→ **Directive**:
Locate the lines that hold the string "الجشمى". Copy every such line.

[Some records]
- - -
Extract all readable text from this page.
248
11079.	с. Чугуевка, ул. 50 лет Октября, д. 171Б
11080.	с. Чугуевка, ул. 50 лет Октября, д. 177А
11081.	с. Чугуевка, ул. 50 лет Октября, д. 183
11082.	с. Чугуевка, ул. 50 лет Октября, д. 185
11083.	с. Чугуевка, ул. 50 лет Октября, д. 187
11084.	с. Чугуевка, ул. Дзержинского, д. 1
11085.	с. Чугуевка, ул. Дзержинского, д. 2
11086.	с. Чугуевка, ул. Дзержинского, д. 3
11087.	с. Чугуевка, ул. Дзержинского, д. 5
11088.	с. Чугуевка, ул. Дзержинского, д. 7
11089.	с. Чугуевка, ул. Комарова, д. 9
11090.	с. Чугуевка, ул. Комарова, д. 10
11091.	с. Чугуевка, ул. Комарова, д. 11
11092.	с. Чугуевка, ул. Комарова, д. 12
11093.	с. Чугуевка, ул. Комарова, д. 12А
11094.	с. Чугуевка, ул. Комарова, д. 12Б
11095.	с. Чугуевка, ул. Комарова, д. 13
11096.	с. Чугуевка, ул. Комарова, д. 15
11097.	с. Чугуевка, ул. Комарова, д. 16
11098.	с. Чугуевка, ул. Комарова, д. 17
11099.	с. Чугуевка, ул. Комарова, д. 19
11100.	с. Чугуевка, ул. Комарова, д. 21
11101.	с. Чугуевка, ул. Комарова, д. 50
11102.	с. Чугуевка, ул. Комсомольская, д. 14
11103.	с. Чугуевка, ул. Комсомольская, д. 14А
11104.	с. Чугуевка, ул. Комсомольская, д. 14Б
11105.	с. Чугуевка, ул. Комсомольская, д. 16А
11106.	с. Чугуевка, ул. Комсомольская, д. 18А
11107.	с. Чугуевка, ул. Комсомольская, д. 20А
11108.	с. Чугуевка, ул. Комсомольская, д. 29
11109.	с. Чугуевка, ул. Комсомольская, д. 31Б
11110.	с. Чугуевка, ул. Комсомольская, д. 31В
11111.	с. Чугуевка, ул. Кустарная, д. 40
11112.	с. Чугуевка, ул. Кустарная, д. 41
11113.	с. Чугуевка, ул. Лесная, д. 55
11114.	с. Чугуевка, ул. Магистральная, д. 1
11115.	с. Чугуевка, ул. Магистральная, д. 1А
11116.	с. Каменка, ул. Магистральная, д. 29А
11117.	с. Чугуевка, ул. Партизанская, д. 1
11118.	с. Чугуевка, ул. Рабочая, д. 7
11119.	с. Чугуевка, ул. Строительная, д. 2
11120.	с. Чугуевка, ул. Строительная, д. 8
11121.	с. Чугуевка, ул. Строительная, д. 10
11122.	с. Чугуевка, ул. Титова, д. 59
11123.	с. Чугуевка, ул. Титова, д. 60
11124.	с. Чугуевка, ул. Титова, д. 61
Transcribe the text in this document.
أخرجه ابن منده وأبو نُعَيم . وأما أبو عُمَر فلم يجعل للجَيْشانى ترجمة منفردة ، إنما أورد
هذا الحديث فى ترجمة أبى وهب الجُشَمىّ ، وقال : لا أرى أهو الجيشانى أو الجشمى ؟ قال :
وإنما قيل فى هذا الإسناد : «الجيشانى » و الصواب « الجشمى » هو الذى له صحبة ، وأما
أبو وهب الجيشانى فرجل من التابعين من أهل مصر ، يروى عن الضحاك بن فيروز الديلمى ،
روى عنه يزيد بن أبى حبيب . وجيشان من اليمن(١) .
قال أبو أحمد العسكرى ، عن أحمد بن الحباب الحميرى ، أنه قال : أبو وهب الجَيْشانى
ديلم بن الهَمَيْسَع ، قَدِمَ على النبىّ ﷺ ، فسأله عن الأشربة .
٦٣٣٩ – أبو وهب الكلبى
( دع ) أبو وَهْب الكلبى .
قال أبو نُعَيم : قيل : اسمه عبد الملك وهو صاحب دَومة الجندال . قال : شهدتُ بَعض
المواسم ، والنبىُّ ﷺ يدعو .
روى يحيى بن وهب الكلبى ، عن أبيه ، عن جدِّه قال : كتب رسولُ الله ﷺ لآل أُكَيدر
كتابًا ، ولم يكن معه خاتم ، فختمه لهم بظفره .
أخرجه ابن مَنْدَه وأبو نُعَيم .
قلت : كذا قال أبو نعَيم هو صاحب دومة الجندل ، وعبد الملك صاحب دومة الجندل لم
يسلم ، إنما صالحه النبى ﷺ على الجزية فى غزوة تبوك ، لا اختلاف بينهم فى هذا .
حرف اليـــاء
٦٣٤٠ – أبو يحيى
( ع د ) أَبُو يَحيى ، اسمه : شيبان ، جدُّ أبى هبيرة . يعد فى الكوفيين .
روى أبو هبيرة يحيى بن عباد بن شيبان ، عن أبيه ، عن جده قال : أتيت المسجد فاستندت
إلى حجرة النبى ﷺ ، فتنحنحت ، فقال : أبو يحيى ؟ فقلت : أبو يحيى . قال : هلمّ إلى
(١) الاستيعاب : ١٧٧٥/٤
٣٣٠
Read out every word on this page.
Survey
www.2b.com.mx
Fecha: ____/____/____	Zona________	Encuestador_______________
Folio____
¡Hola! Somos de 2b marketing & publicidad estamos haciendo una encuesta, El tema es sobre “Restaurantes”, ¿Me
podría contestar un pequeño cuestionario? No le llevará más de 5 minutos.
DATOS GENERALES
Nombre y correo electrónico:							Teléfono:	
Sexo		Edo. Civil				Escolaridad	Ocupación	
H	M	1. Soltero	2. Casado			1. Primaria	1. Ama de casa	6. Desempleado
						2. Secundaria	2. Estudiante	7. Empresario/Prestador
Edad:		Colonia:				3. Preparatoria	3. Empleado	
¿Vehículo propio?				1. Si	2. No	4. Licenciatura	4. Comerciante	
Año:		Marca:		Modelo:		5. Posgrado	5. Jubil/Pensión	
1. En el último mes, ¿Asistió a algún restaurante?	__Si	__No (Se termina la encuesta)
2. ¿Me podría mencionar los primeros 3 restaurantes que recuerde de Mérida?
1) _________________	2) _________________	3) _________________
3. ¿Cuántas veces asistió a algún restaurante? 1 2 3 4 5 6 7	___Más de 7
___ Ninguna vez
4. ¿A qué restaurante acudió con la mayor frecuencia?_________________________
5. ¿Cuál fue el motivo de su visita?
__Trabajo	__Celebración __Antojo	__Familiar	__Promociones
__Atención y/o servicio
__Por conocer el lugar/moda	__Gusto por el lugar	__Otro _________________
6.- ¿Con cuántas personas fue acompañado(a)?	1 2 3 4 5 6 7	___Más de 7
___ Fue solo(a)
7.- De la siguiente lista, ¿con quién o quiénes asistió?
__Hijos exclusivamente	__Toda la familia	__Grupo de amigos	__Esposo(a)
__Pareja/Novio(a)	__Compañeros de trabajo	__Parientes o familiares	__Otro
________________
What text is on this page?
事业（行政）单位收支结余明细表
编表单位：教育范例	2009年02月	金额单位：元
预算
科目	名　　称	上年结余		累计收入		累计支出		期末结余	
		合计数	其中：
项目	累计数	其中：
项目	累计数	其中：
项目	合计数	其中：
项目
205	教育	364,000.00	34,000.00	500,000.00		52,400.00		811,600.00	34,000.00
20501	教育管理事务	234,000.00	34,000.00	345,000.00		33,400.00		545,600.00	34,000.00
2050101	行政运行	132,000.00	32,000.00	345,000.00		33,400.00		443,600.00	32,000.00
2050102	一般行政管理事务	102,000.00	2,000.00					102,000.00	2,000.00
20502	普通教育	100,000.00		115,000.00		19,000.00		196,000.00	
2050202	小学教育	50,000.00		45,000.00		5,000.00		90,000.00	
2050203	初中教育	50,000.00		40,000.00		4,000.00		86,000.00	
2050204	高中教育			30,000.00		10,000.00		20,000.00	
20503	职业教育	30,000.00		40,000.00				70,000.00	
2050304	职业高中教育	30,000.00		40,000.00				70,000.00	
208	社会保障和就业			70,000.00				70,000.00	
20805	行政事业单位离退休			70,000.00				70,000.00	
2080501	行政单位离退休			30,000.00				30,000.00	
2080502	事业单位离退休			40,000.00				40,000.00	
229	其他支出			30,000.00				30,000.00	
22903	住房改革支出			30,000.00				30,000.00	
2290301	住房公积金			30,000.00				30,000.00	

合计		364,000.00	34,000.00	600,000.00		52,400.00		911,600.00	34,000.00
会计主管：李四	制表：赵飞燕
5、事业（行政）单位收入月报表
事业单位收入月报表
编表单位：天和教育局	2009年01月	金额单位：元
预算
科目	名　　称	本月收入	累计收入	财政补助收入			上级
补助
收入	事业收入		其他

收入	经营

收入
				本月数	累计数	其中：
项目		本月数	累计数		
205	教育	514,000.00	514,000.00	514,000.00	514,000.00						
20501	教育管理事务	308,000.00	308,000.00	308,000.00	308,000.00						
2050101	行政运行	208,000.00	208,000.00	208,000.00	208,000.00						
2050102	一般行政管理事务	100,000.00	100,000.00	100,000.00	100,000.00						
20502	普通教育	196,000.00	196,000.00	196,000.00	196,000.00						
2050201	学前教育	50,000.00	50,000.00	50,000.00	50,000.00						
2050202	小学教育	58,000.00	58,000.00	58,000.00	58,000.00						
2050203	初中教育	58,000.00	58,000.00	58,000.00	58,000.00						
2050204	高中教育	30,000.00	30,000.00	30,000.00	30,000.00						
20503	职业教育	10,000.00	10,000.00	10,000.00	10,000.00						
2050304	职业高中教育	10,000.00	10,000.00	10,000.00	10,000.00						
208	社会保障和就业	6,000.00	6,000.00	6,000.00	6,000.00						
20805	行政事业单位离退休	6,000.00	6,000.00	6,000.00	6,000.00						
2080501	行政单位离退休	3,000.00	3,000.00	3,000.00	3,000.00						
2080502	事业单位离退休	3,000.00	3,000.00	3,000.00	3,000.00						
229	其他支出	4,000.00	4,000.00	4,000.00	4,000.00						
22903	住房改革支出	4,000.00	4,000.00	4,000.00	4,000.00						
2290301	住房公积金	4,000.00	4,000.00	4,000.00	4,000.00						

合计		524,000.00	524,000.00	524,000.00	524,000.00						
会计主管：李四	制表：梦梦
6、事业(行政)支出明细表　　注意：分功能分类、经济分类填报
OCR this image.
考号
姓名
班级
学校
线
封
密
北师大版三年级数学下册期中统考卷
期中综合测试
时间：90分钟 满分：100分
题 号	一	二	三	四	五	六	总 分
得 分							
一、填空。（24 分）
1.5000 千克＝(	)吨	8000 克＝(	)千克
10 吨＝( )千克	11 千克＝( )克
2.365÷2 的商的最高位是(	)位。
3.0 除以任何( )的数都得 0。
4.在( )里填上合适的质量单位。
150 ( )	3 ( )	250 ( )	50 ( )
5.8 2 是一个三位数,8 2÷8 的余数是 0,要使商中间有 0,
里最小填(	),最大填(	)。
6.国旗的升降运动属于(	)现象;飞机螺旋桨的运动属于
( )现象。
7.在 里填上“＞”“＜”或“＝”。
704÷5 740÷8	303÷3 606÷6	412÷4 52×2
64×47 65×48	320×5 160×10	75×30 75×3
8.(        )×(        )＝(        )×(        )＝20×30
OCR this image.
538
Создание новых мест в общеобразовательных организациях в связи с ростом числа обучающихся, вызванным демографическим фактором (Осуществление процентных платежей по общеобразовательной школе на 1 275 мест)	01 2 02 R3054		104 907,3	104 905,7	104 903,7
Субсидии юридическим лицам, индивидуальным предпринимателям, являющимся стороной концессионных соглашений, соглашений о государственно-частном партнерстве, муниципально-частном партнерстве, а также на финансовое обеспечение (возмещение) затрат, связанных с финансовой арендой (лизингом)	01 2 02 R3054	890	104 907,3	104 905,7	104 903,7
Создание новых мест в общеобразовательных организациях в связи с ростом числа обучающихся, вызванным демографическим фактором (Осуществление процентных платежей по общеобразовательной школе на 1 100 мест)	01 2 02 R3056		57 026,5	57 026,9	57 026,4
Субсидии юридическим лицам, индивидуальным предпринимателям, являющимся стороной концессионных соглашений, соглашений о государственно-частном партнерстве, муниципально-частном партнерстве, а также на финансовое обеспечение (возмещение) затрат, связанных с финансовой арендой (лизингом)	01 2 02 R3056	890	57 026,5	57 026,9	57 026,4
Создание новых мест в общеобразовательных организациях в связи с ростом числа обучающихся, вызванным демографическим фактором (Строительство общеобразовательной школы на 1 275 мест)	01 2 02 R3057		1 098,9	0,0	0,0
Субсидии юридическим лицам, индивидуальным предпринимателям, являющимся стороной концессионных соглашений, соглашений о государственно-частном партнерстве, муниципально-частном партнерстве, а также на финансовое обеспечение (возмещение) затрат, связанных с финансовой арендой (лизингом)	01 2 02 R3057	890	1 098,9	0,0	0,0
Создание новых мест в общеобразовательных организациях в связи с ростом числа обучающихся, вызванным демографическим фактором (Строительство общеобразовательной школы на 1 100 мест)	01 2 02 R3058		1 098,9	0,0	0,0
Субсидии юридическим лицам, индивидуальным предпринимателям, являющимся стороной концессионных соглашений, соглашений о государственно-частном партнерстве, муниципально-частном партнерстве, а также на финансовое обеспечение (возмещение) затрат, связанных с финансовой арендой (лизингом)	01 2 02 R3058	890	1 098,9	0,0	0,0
- - -
→ **Worked answer**:
هذا الحديث فى ترجمة أبى وهب الجُشَمىّ ، وقال : لا أرى أهو الجيشانى أو الجشمى ؟ قال :
وإنما قيل فى هذا الإسناد : «الجيشانى » و الصواب « الجشمى » هو الذى له صحبة ، وأما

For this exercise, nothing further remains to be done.